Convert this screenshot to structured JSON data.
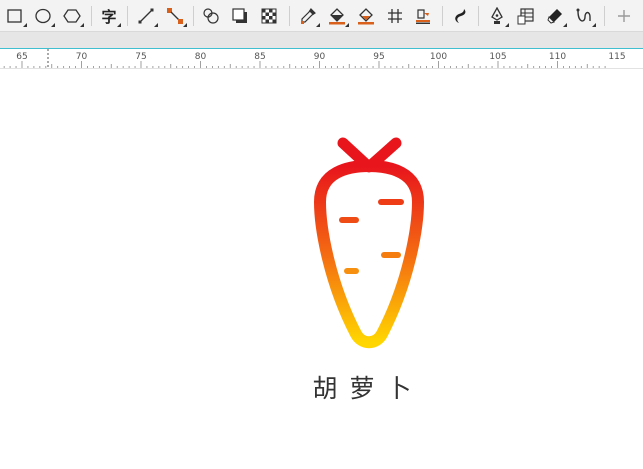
{
  "toolbar": {
    "tools": [
      {
        "name": "rectangle-tool-icon"
      },
      {
        "name": "ellipse-tool-icon"
      },
      {
        "name": "polygon-tool-icon"
      },
      {
        "name": "text-tool-icon",
        "label": "字"
      },
      {
        "name": "line-tool-icon"
      },
      {
        "name": "connector-tool-icon"
      },
      {
        "name": "blend-tool-icon"
      },
      {
        "name": "drop-shadow-tool-icon"
      },
      {
        "name": "transparency-tool-icon"
      },
      {
        "name": "eyedropper-tool-icon"
      },
      {
        "name": "fill-tool-icon"
      },
      {
        "name": "smart-fill-tool-icon"
      },
      {
        "name": "mesh-fill-tool-icon"
      },
      {
        "name": "interactive-fill-tool-icon"
      },
      {
        "name": "artistic-media-tool-icon"
      },
      {
        "name": "pen-tool-icon"
      },
      {
        "name": "table-tool-icon"
      },
      {
        "name": "eraser-tool-icon"
      },
      {
        "name": "smudge-tool-icon"
      },
      {
        "name": "add-tool-icon"
      }
    ]
  },
  "ruler": {
    "labels": [
      "65",
      "70",
      "75",
      "80",
      "85",
      "90",
      "95",
      "100",
      "105",
      "110",
      "115"
    ]
  },
  "logo": {
    "text": "胡萝卜",
    "colors": {
      "top": "#e8151c",
      "middle": "#f46a12",
      "bottom": "#ffd600"
    }
  }
}
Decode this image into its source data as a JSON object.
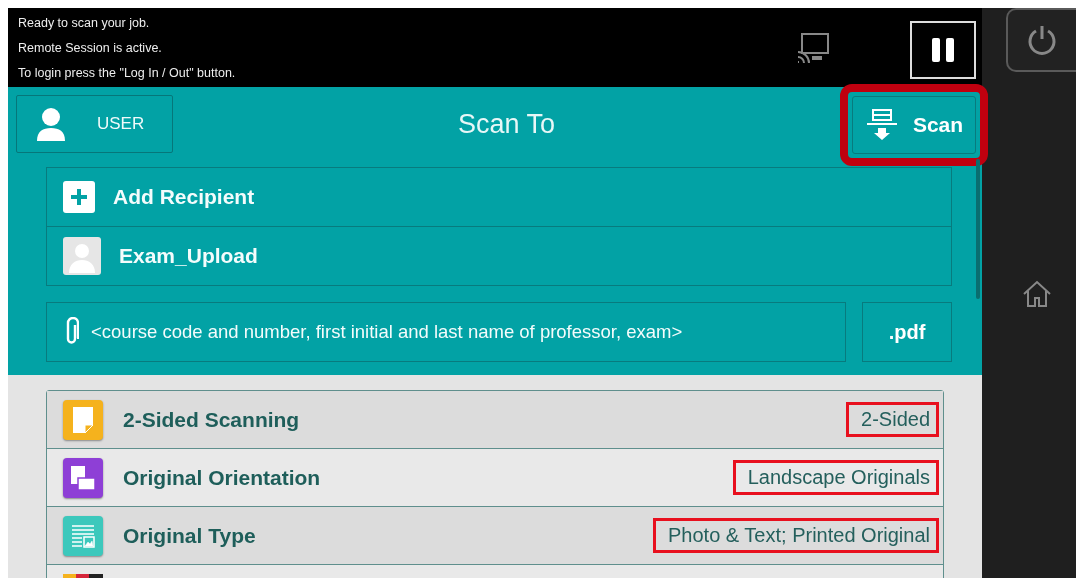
{
  "status_messages": [
    "Ready to scan your job.",
    "Remote Session is active.",
    "To login press the \"Log In / Out\" button."
  ],
  "header": {
    "user_label": "USER",
    "title": "Scan To",
    "scan_button": {
      "label": "Scan",
      "highlighted": true
    }
  },
  "recipients": [
    {
      "kind": "add",
      "label": "Add Recipient"
    },
    {
      "kind": "contact",
      "label": "Exam_Upload"
    }
  ],
  "file_name": {
    "value": "<course code and number, first initial and last name of professor, exam>",
    "format": ".pdf"
  },
  "settings": [
    {
      "kind": "sided",
      "label": "2-Sided Scanning",
      "value": "2-Sided",
      "highlighted": true
    },
    {
      "kind": "orientation",
      "label": "Original Orientation",
      "value": "Landscape Originals",
      "highlighted": true
    },
    {
      "kind": "type",
      "label": "Original Type",
      "value": "Photo & Text; Printed Original",
      "highlighted": true
    }
  ]
}
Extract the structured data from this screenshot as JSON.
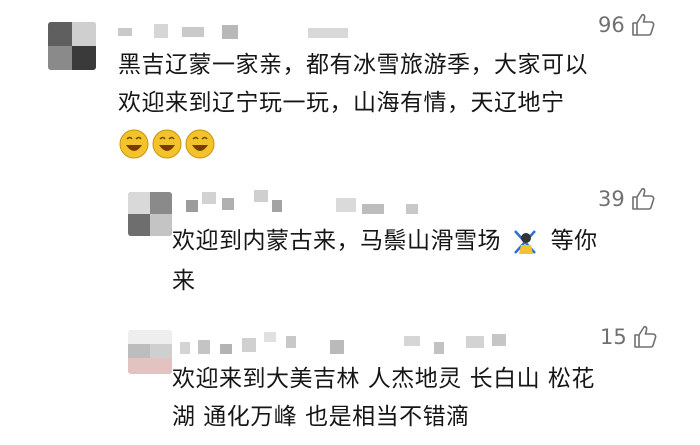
{
  "comments": [
    {
      "likes": "96",
      "text_lines": [
        "黑吉辽蒙一家亲，都有冰雪旅游季，大家可以",
        "欢迎来到辽宁玩一玩，山海有情，天辽地宁"
      ],
      "emoji": "laughing-face-emoji"
    },
    {
      "likes": "39",
      "text_lines": [
        "欢迎到内蒙古来，马鬃山滑雪场",
        "等你",
        "来"
      ],
      "emoji": "skiing-emoji"
    },
    {
      "likes": "15",
      "text_lines": [
        "欢迎来到大美吉林 人杰地灵 长白山 松花",
        "湖 通化万峰 也是相当不错滴"
      ]
    }
  ],
  "icons": {
    "like": "thumbs-up-icon"
  },
  "colors": {
    "text": "#161616",
    "meta": "#707070",
    "redacted": "#c9c9c9"
  }
}
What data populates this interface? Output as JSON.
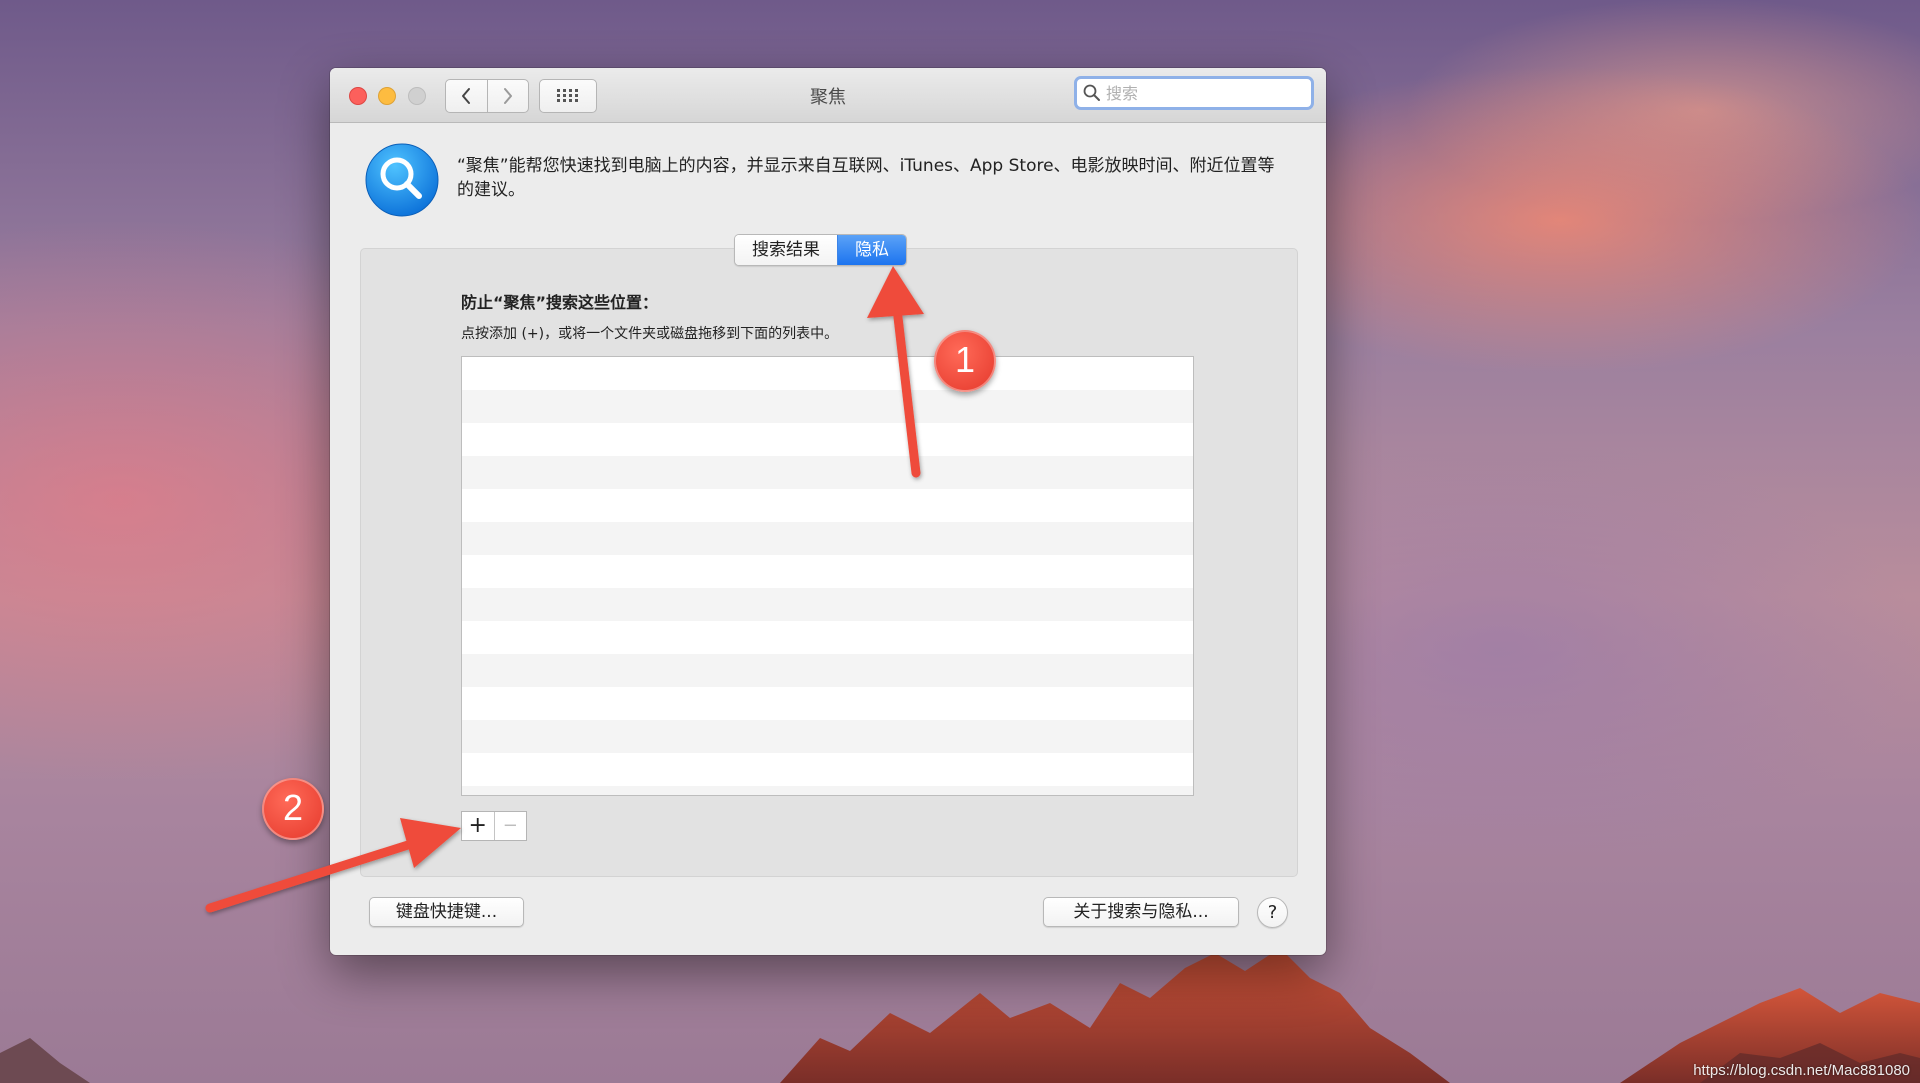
{
  "window": {
    "title": "聚焦",
    "search_placeholder": "搜索"
  },
  "header": {
    "description": "“聚焦”能帮您快速找到电脑上的内容，并显示来自互联网、iTunes、App Store、电影放映时间、附近位置等的建议。"
  },
  "tabs": [
    {
      "label": "搜索结果",
      "active": false
    },
    {
      "label": "隐私",
      "active": true
    }
  ],
  "privacy": {
    "title": "防止“聚焦”搜索这些位置：",
    "hint": "点按添加 (+)，或将一个文件夹或磁盘拖移到下面的列表中。",
    "items": []
  },
  "buttons": {
    "add": "+",
    "remove": "−",
    "keyboard_shortcuts": "键盘快捷键...",
    "about": "关于搜索与隐私...",
    "help": "?"
  },
  "annotations": {
    "badge1": "1",
    "badge2": "2"
  },
  "watermark": "https://blog.csdn.net/Mac881080",
  "colors": {
    "accent": "#1c74ef",
    "annotation": "#e5392c",
    "close": "#fc605c",
    "minimize": "#fdbc40"
  }
}
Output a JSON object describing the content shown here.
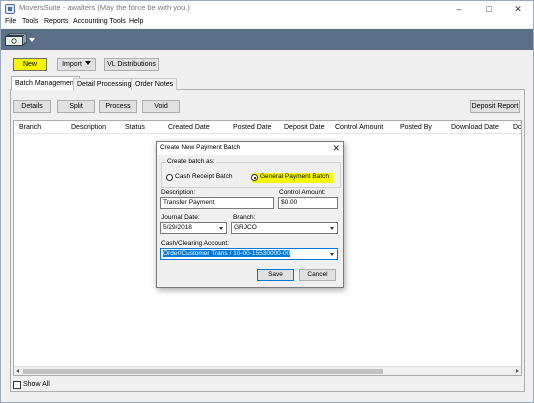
{
  "window": {
    "title": "MoversSuite - awalters (May the force be with you.)",
    "minimize_glyph": "–",
    "maximize_glyph": "□",
    "close_glyph": "✕"
  },
  "menu": [
    "File",
    "Tools",
    "Reports",
    "Accounting Tools",
    "Help"
  ],
  "toolbar": {
    "money_icon": "money-stack-icon",
    "new_label": "New",
    "import_label": "Import",
    "vl_distributions_label": "VL Distributions"
  },
  "tabs": [
    {
      "label": "Batch Management",
      "active": true
    },
    {
      "label": "Detail Processing",
      "active": false
    },
    {
      "label": "Order Notes",
      "active": false
    }
  ],
  "batch_actions": {
    "details": "Details",
    "split": "Split",
    "process": "Process",
    "void": "Void",
    "deposit_report": "Deposit Report"
  },
  "grid": {
    "columns": [
      "Branch",
      "Description",
      "Status",
      "Created Date",
      "Posted Date",
      "Deposit Date",
      "Control Amount",
      "Posted By",
      "Download Date",
      "Do"
    ],
    "rows": []
  },
  "show_all_label": "Show All",
  "dialog": {
    "title": "Create New Payment Batch",
    "close_glyph": "✕",
    "create_as_label": "Create batch as:",
    "radio_cash": "Cash Receipt Batch",
    "radio_general": "General Payment Batch",
    "selected": "General Payment Batch",
    "description_label": "Description:",
    "description_value": "Transfer Payment",
    "control_amount_label": "Control Amount:",
    "control_amount_value": "$0.00",
    "journal_date_label": "Journal Date:",
    "journal_date_value": "5/29/2018",
    "branch_label": "Branch:",
    "branch_value": "GRJCO",
    "account_label": "Cash/Clearing Account:",
    "account_value": "Order/Customer Trans / 10-00-15530000-00",
    "save_label": "Save",
    "cancel_label": "Cancel"
  },
  "colors": {
    "toolbar_strip": "#5b6f87",
    "highlight_yellow": "#f5f500",
    "selection_blue": "#0078d7"
  }
}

--*--

== What needs to be done ==
Each line above that holds the string "General" should be copied and shown.

== Solved exercise ==
    "radio_general": "General Payment Batch",
    "selected": "General Payment Batch",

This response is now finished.